**EXERCISE DIRECTIONS**:
Filter the listing below, copying every line in which the word "dołączono" appears.

==== DATA PROVIDED

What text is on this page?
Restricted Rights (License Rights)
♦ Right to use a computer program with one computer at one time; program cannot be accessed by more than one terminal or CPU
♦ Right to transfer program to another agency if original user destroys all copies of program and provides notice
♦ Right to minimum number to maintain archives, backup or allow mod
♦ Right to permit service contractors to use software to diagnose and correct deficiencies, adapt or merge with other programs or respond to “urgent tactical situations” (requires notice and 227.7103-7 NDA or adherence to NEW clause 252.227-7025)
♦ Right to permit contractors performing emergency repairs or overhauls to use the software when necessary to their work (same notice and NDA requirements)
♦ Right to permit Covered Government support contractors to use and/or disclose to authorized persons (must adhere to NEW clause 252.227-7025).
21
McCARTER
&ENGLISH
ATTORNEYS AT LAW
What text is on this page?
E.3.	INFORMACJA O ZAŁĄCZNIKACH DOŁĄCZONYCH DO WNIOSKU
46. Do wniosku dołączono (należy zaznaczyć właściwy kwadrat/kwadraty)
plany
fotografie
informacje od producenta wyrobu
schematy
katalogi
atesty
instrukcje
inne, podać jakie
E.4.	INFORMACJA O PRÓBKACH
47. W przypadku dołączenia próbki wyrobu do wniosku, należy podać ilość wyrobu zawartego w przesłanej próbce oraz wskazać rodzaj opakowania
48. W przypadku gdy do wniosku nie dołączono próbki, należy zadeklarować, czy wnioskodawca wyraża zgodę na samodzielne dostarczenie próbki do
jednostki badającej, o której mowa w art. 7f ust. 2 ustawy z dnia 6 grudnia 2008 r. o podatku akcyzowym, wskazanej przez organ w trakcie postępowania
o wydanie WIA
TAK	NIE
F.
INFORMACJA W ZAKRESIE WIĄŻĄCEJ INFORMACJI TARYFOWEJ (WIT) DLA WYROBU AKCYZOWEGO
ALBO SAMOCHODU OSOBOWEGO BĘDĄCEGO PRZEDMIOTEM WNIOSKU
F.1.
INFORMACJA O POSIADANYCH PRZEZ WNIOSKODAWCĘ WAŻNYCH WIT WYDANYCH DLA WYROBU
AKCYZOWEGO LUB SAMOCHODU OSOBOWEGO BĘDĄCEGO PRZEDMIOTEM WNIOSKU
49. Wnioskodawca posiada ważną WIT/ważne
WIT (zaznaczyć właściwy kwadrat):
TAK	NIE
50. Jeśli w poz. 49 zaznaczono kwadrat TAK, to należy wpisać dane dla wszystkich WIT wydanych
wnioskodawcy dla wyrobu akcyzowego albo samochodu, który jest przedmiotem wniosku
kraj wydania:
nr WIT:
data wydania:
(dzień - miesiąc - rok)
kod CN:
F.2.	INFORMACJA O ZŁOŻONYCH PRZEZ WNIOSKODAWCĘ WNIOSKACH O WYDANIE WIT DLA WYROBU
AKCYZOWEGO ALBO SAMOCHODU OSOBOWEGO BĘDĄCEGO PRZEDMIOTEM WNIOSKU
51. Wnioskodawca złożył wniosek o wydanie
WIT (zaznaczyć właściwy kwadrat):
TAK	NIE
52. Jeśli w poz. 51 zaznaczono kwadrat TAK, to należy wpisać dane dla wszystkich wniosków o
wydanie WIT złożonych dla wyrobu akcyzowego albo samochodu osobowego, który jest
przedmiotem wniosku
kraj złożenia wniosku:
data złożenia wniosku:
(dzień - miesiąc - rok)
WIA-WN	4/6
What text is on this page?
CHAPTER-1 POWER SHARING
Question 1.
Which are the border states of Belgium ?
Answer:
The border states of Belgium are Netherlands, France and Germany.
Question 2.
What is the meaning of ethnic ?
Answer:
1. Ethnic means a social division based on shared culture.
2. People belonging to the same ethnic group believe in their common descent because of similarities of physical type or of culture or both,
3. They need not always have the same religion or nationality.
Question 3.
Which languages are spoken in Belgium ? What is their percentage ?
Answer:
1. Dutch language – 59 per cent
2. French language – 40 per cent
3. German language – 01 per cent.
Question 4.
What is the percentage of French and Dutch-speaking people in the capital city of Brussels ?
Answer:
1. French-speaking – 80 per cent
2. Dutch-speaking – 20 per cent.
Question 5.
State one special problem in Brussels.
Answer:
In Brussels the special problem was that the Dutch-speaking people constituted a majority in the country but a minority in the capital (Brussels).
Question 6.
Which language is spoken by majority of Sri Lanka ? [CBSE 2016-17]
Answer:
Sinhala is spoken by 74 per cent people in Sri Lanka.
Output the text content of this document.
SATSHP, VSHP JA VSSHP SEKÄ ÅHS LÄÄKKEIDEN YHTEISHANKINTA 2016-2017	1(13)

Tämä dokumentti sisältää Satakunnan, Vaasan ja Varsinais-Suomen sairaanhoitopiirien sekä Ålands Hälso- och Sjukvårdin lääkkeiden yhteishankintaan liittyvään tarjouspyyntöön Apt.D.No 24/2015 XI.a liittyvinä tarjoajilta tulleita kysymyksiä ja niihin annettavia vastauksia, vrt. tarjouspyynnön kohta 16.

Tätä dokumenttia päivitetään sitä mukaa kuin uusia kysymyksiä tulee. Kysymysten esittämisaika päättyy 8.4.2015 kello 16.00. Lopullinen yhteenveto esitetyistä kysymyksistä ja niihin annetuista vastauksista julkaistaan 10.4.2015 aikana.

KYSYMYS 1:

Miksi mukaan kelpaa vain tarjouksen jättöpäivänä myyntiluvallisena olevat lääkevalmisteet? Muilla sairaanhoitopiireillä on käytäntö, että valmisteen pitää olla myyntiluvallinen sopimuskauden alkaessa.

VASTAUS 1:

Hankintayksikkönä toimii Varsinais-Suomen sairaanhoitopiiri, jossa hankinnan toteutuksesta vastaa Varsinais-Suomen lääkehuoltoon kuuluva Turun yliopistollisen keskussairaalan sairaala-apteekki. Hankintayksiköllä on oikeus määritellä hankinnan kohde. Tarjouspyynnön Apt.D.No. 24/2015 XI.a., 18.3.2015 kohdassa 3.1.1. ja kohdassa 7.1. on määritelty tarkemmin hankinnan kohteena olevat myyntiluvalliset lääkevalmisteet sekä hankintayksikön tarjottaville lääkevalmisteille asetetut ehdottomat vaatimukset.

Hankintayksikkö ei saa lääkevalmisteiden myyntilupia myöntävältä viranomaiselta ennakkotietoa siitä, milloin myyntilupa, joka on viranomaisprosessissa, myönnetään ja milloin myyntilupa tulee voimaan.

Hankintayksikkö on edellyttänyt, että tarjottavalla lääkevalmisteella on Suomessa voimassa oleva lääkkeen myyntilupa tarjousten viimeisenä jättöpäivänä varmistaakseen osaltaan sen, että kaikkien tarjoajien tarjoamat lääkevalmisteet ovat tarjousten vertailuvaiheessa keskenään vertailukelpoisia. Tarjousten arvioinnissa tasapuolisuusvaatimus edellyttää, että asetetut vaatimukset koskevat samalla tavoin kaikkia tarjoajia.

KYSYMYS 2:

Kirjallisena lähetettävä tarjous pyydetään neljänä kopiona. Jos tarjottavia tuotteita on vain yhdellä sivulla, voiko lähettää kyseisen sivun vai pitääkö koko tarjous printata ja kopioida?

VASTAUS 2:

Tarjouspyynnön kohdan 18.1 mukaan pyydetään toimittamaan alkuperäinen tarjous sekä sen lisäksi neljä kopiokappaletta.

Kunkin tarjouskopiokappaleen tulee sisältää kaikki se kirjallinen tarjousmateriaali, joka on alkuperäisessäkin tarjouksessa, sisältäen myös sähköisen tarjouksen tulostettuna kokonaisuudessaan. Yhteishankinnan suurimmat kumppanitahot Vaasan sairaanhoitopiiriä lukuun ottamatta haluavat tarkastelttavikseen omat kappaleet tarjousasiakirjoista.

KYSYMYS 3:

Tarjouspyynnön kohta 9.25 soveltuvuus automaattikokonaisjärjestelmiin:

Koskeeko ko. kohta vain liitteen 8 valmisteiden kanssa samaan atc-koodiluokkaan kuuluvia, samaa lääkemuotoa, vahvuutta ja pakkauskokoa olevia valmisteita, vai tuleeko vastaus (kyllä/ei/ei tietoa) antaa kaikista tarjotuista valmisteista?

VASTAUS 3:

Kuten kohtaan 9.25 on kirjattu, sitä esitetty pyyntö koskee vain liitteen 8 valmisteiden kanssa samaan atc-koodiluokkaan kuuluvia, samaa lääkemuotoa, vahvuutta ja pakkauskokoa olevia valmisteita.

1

========

**SOLUTION TO THIS PROBLEM**:
46. Do wniosku dołączono (należy zaznaczyć właściwy kwadrat/kwadraty)
48. W przypadku gdy do wniosku nie dołączono próbki, należy zadeklarować, czy wnioskodawca wyraża zgodę na samodzielne dostarczenie próbki do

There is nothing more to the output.